#### Record excerpts
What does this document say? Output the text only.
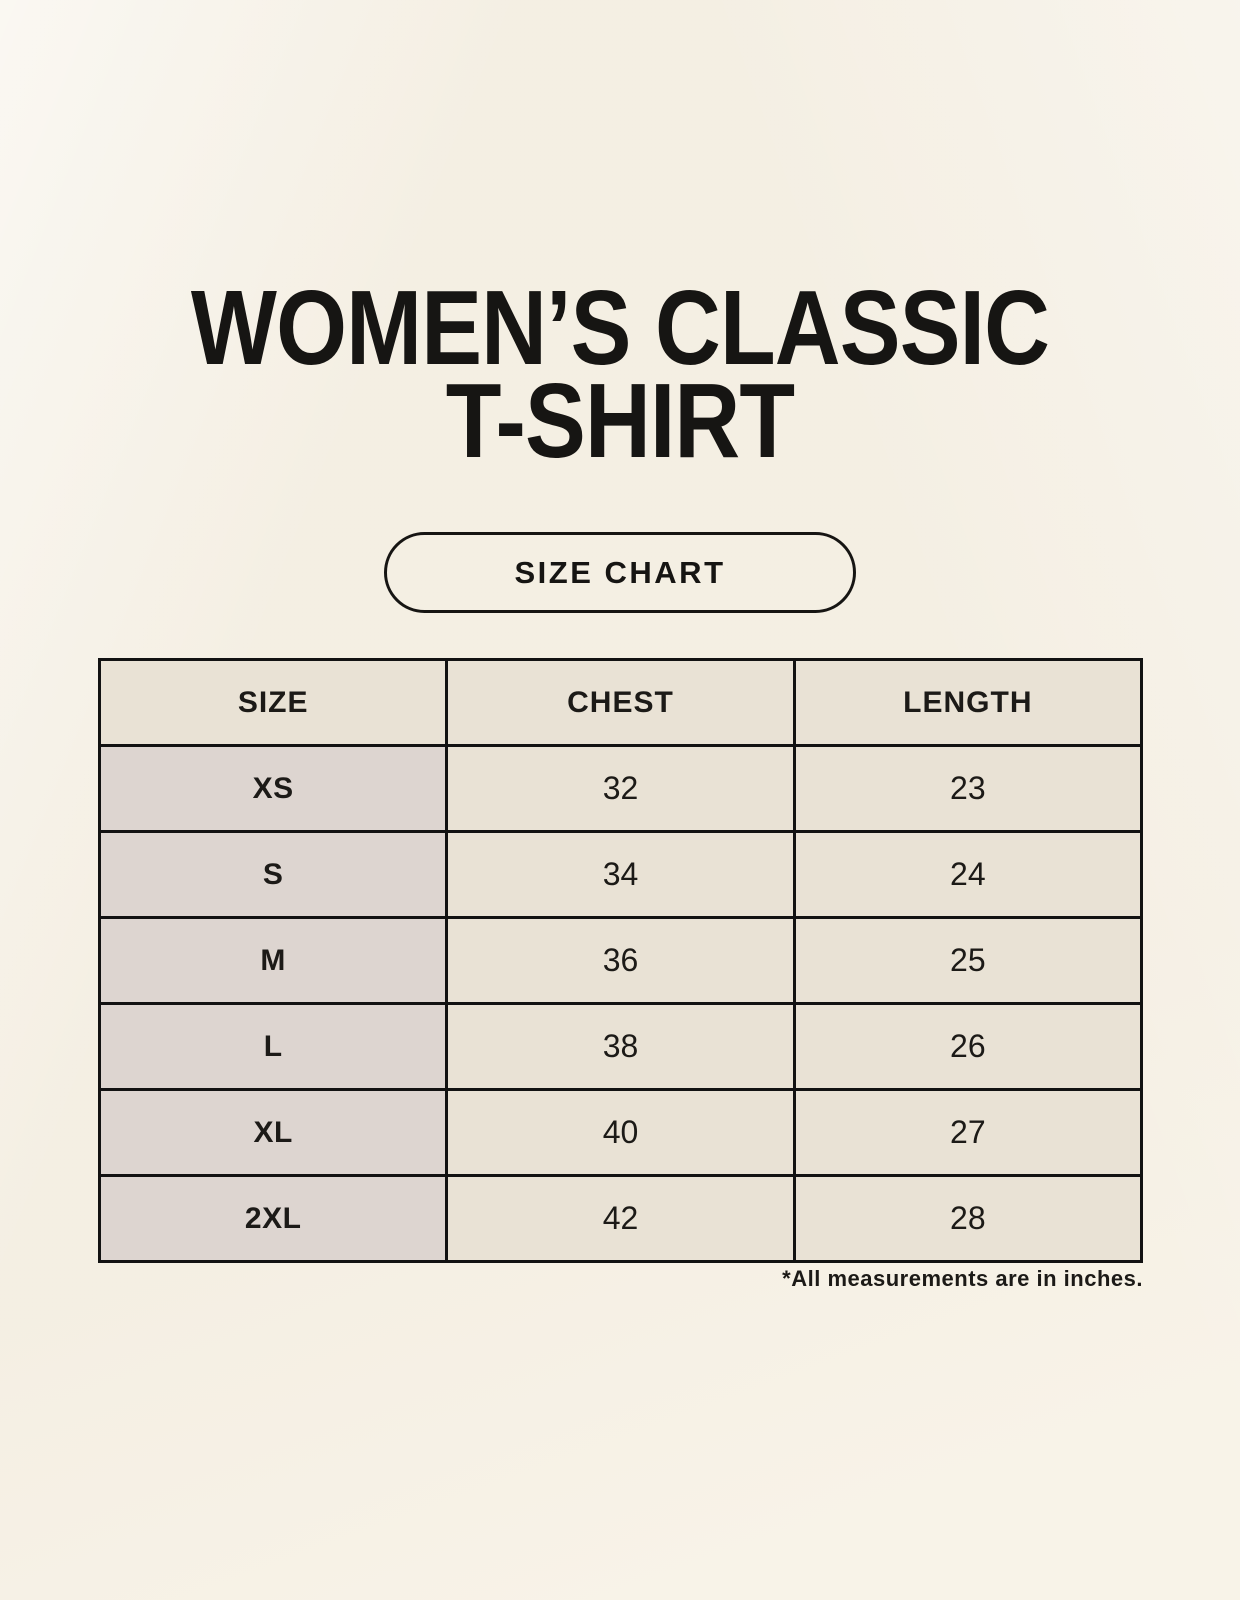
WOMEN’S CLASSIC
T-SHIRT
SIZE CHART
SIZE	CHEST	LENGTH
XS	32	23
S	34	24
M	36	25
L	38	26
XL	40	27
2XL	42	28
*All measurements are in inches.
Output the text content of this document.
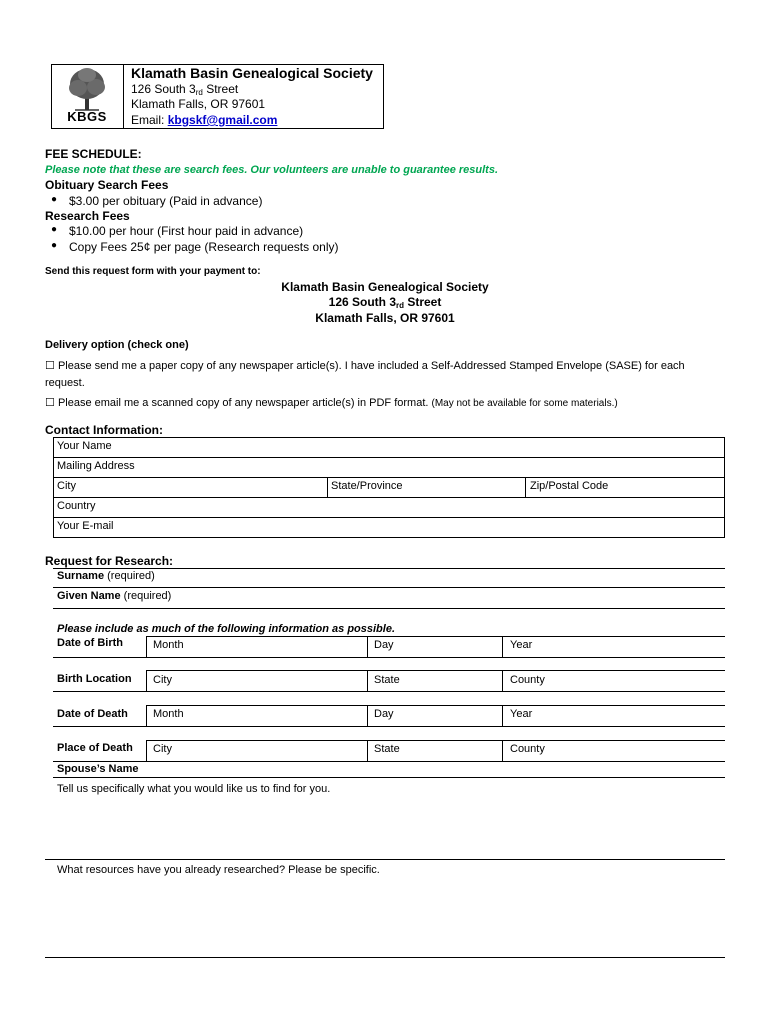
KBGS
Klamath Basin Genealogical Society
126 South 3rd Street
Klamath Falls, OR 97601
Email: kbgskf@gmail.com
FEE SCHEDULE:
Please note that these are search fees. Our volunteers are unable to guarantee results.
Obituary Search Fees
● $3.00 per obituary (Paid in advance)
Research Fees
● $10.00 per hour (First hour paid in advance)
● Copy Fees 25¢ per page (Research requests only)
Send this request form with your payment to:
Klamath Basin Genealogical Society
126 South 3rd Street
Klamath Falls, OR 97601
Delivery option (check one)
☐ Please send me a paper copy of any newspaper article(s). I have included a Self-Addressed Stamped Envelope (SASE) for each
request.
☐ Please email me a scanned copy of any newspaper article(s) in PDF format. (May not be available for some materials.)
Contact Information:
Your Name
Mailing Address
City	State/Province	Zip/Postal Code
Country
Your E-mail
Request for Research:
Surname (required)
Given Name (required)
Please include as much of the following information as possible.
Date of Birth	Month	Day	Year
Birth Location City	State	County
Date of Death Month	Day	Year
Place of Death City	State	County
Spouse’s Name
Tell us specifically what you would like us to find for you.
What resources have you already researched? Please be specific.
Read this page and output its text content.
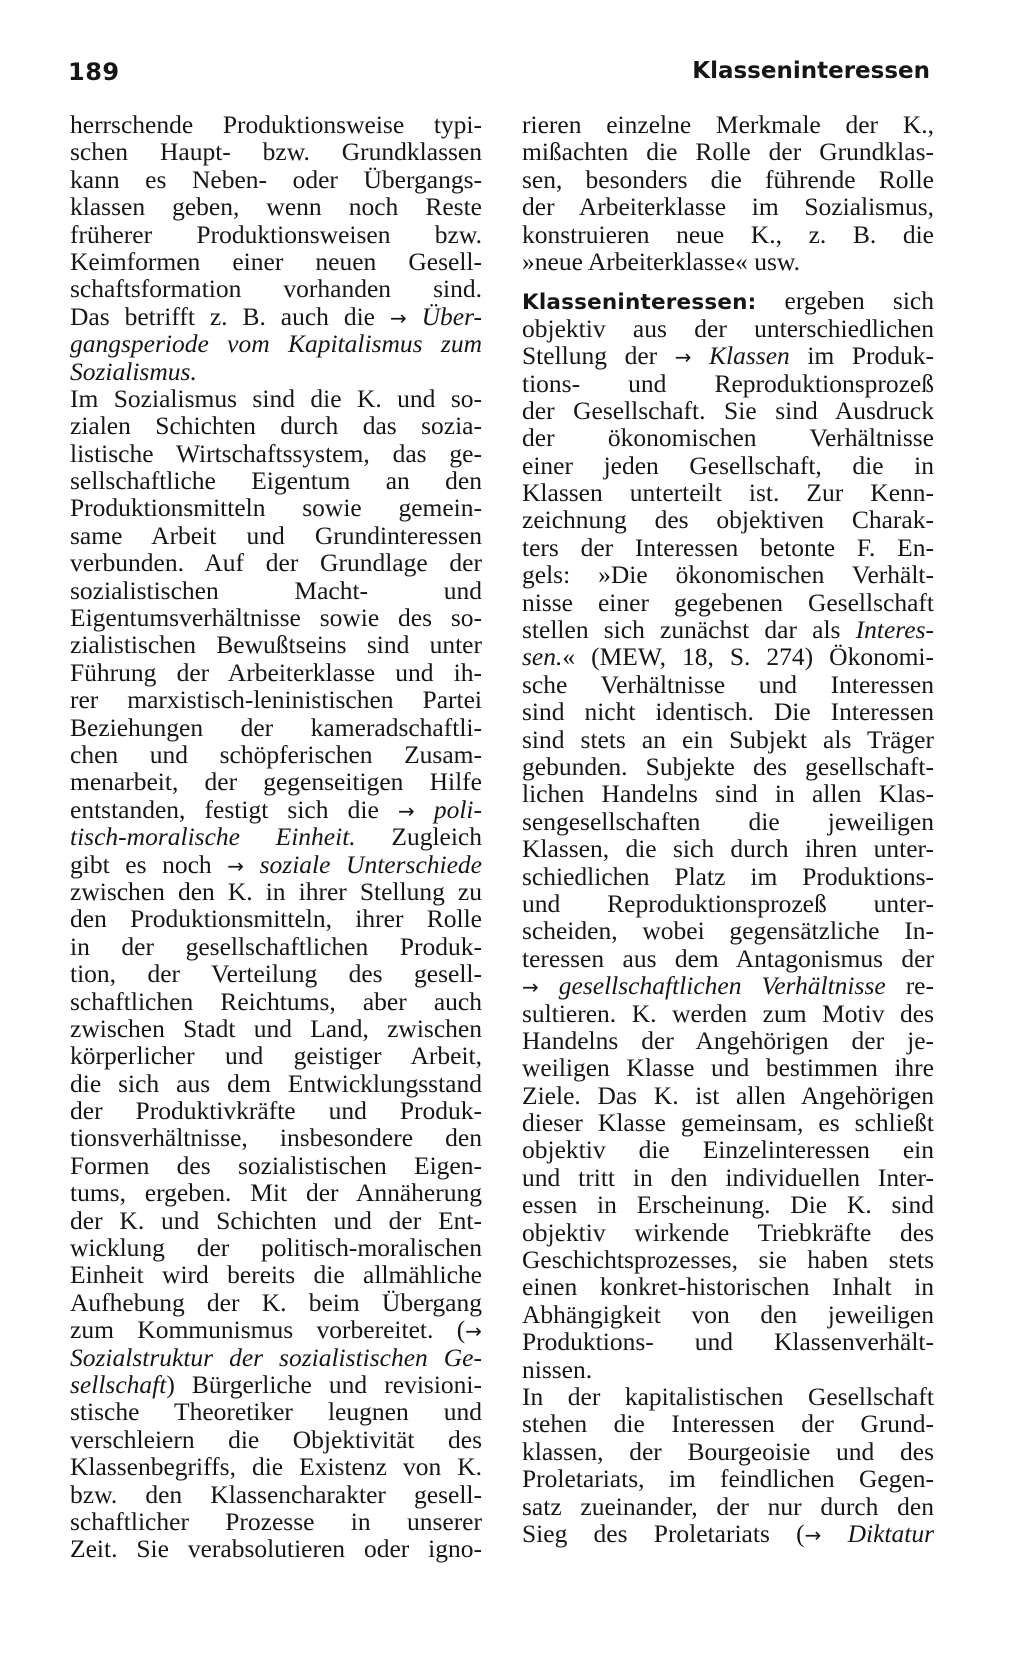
189	Klasseninteressen
herrschende Produktionsweise typi-
schen Haupt- bzw. Grundklassen
kann es Neben- oder Übergangs-
klassen geben, wenn noch Reste
früherer Produktionsweisen bzw.
Keimformen einer neuen Gesell-
schaftsformation vorhanden sind.
Das betrifft z. B. auch die → Über-
gangsperiode vom Kapitalismus zum
Sozialismus.
Im Sozialismus sind die K. und so-
zialen Schichten durch das sozia-
listische Wirtschaftssystem, das ge-
sellschaftliche Eigentum an den
Produktionsmitteln sowie gemein-
same Arbeit und Grundinteressen
verbunden. Auf der Grundlage der
sozialistischen Macht- und
Eigentumsverhältnisse sowie des so-
zialistischen Bewußtseins sind unter
Führung der Arbeiterklasse und ih-
rer marxistisch-leninistischen Partei
Beziehungen der kameradschaftli-
chen und schöpferischen Zusam-
menarbeit, der gegenseitigen Hilfe
entstanden, festigt sich die → poli-
tisch-moralische Einheit. Zugleich
gibt es noch → soziale Unterschiede
zwischen den K. in ihrer Stellung zu
den Produktionsmitteln, ihrer Rolle
in der gesellschaftlichen Produk-
tion, der Verteilung des gesell-
schaftlichen Reichtums, aber auch
zwischen Stadt und Land, zwischen
körperlicher und geistiger Arbeit,
die sich aus dem Entwicklungsstand
der Produktivkräfte und Produk-
tionsverhältnisse, insbesondere den
Formen des sozialistischen Eigen-
tums, ergeben. Mit der Annäherung
der K. und Schichten und der Ent-
wicklung der politisch-moralischen
Einheit wird bereits die allmähliche
Aufhebung der K. beim Übergang
zum Kommunismus vorbereitet. (→
Sozialstruktur der sozialistischen Ge-
sellschaft) Bürgerliche und revisioni-
stische Theoretiker leugnen und
verschleiern die Objektivität des
Klassenbegriffs, die Existenz von K.
bzw. den Klassencharakter gesell-
schaftlicher Prozesse in unserer
Zeit. Sie verabsolutieren oder igno-
rieren einzelne Merkmale der K.,
mißachten die Rolle der Grundklas-
sen, besonders die führende Rolle
der Arbeiterklasse im Sozialismus,
konstruieren neue K., z. B. die
»neue Arbeiterklasse« usw.
Klasseninteressen: ergeben sich
objektiv aus der unterschiedlichen
Stellung der → Klassen im Produk-
tions- und Reproduktionsprozeß
der Gesellschaft. Sie sind Ausdruck
der ökonomischen Verhältnisse
einer jeden Gesellschaft, die in
Klassen unterteilt ist. Zur Kenn-
zeichnung des objektiven Charak-
ters der Interessen betonte F. En-
gels: »Die ökonomischen Verhält-
nisse einer gegebenen Gesellschaft
stellen sich zunächst dar als Interes-
sen.« (MEW, 18, S. 274) Ökonomi-
sche Verhältnisse und Interessen
sind nicht identisch. Die Interessen
sind stets an ein Subjekt als Träger
gebunden. Subjekte des gesellschaft-
lichen Handelns sind in allen Klas-
sengesellschaften die jeweiligen
Klassen, die sich durch ihren unter-
schiedlichen Platz im Produktions-
und Reproduktionsprozeß unter-
scheiden, wobei gegensätzliche In-
teressen aus dem Antagonismus der
→ gesellschaftlichen Verhältnisse re-
sultieren. K. werden zum Motiv des
Handelns der Angehörigen der je-
weiligen Klasse und bestimmen ihre
Ziele. Das K. ist allen Angehörigen
dieser Klasse gemeinsam, es schließt
objektiv die Einzelinteressen ein
und tritt in den individuellen Inter-
essen in Erscheinung. Die K. sind
objektiv wirkende Triebkräfte des
Geschichtsprozesses, sie haben stets
einen konkret-historischen Inhalt in
Abhängigkeit von den jeweiligen
Produktions- und Klassenverhält-
nissen.
In der kapitalistischen Gesellschaft
stehen die Interessen der Grund-
klassen, der Bourgeoisie und des
Proletariats, im feindlichen Gegen-
satz zueinander, der nur durch den
Sieg des Proletariats (→ Diktatur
########
▶ **Exercise**
Reproduce the whole listing word for word, setting aside any pictures.

▶ **Completed task**
What does this document say? Output the text only.
WOMEN’S CLASSIC
T-SHIRT
SIZE CHART
SIZE	CHEST	LENGTH
XS	32	23
S	34	24
M	36	25
L	38	26
XL	40	27
2XL	42	28
*All measurements are in inches.
Output the text content of this document.
KBGS
Klamath Basin Genealogical Society
126 South 3rd Street
Klamath Falls, OR 97601
Email: kbgskf@gmail.com
FEE SCHEDULE:
Please note that these are search fees. Our volunteers are unable to guarantee results.
Obituary Search Fees
● $3.00 per obituary (Paid in advance)
Research Fees
● $10.00 per hour (First hour paid in advance)
● Copy Fees 25¢ per page (Research requests only)
Send this request form with your payment to:
Klamath Basin Genealogical Society
126 South 3rd Street
Klamath Falls, OR 97601
Delivery option (check one)
☐ Please send me a paper copy of any newspaper article(s). I have included a Self-Addressed Stamped Envelope (SASE) for each
request.
☐ Please email me a scanned copy of any newspaper article(s) in PDF format. (May not be available for some materials.)
Contact Information:
Your Name
Mailing Address
City	State/Province	Zip/Postal Code
Country
Your E-mail
Request for Research:
Surname (required)
Given Name (required)
Please include as much of the following information as possible.
Date of Birth	Month	Day	Year
Birth Location City	State	County
Date of Death Month	Day	Year
Place of Death City	State	County
Spouse’s Name
Tell us specifically what you would like us to find for you.
What resources have you already researched? Please be specific.
Read this page and output its text content.
189	Klasseninteressen
herrschende Produktionsweise typi-
schen Haupt- bzw. Grundklassen
kann es Neben- oder Übergangs-
klassen geben, wenn noch Reste
früherer Produktionsweisen bzw.
Keimformen einer neuen Gesell-
schaftsformation vorhanden sind.
Das betrifft z. B. auch die → Über-
gangsperiode vom Kapitalismus zum
Sozialismus.
Im Sozialismus sind die K. und so-
zialen Schichten durch das sozia-
listische Wirtschaftssystem, das ge-
sellschaftliche Eigentum an den
Produktionsmitteln sowie gemein-
same Arbeit und Grundinteressen
verbunden. Auf der Grundlage der
sozialistischen Macht- und
Eigentumsverhältnisse sowie des so-
zialistischen Bewußtseins sind unter
Führung der Arbeiterklasse und ih-
rer marxistisch-leninistischen Partei
Beziehungen der kameradschaftli-
chen und schöpferischen Zusam-
menarbeit, der gegenseitigen Hilfe
entstanden, festigt sich die → poli-
tisch-moralische Einheit. Zugleich
gibt es noch → soziale Unterschiede
zwischen den K. in ihrer Stellung zu
den Produktionsmitteln, ihrer Rolle
in der gesellschaftlichen Produk-
tion, der Verteilung des gesell-
schaftlichen Reichtums, aber auch
zwischen Stadt und Land, zwischen
körperlicher und geistiger Arbeit,
die sich aus dem Entwicklungsstand
der Produktivkräfte und Produk-
tionsverhältnisse, insbesondere den
Formen des sozialistischen Eigen-
tums, ergeben. Mit der Annäherung
der K. und Schichten und der Ent-
wicklung der politisch-moralischen
Einheit wird bereits die allmähliche
Aufhebung der K. beim Übergang
zum Kommunismus vorbereitet. (→
Sozialstruktur der sozialistischen Ge-
sellschaft) Bürgerliche und revisioni-
stische Theoretiker leugnen und
verschleiern die Objektivität des
Klassenbegriffs, die Existenz von K.
bzw. den Klassencharakter gesell-
schaftlicher Prozesse in unserer
Zeit. Sie verabsolutieren oder igno-
rieren einzelne Merkmale der K.,
mißachten die Rolle der Grundklas-
sen, besonders die führende Rolle
der Arbeiterklasse im Sozialismus,
konstruieren neue K., z. B. die
»neue Arbeiterklasse« usw.
Klasseninteressen: ergeben sich
objektiv aus der unterschiedlichen
Stellung der → Klassen im Produk-
tions- und Reproduktionsprozeß
der Gesellschaft. Sie sind Ausdruck
der ökonomischen Verhältnisse
einer jeden Gesellschaft, die in
Klassen unterteilt ist. Zur Kenn-
zeichnung des objektiven Charak-
ters der Interessen betonte F. En-
gels: »Die ökonomischen Verhält-
nisse einer gegebenen Gesellschaft
stellen sich zunächst dar als Interes-
sen.« (MEW, 18, S. 274) Ökonomi-
sche Verhältnisse und Interessen
sind nicht identisch. Die Interessen
sind stets an ein Subjekt als Träger
gebunden. Subjekte des gesellschaft-
lichen Handelns sind in allen Klas-
sengesellschaften die jeweiligen
Klassen, die sich durch ihren unter-
schiedlichen Platz im Produktions-
und Reproduktionsprozeß unter-
scheiden, wobei gegensätzliche In-
teressen aus dem Antagonismus der
→ gesellschaftlichen Verhältnisse re-
sultieren. K. werden zum Motiv des
Handelns der Angehörigen der je-
weiligen Klasse und bestimmen ihre
Ziele. Das K. ist allen Angehörigen
dieser Klasse gemeinsam, es schließt
objektiv die Einzelinteressen ein
und tritt in den individuellen Inter-
essen in Erscheinung. Die K. sind
objektiv wirkende Triebkräfte des
Geschichtsprozesses, sie haben stets
einen konkret-historischen Inhalt in
Abhängigkeit von den jeweiligen
Produktions- und Klassenverhält-
nissen.
In der kapitalistischen Gesellschaft
stehen die Interessen der Grund-
klassen, der Bourgeoisie und des
Proletariats, im feindlichen Gegen-
satz zueinander, der nur durch den
Sieg des Proletariats (→ Diktatur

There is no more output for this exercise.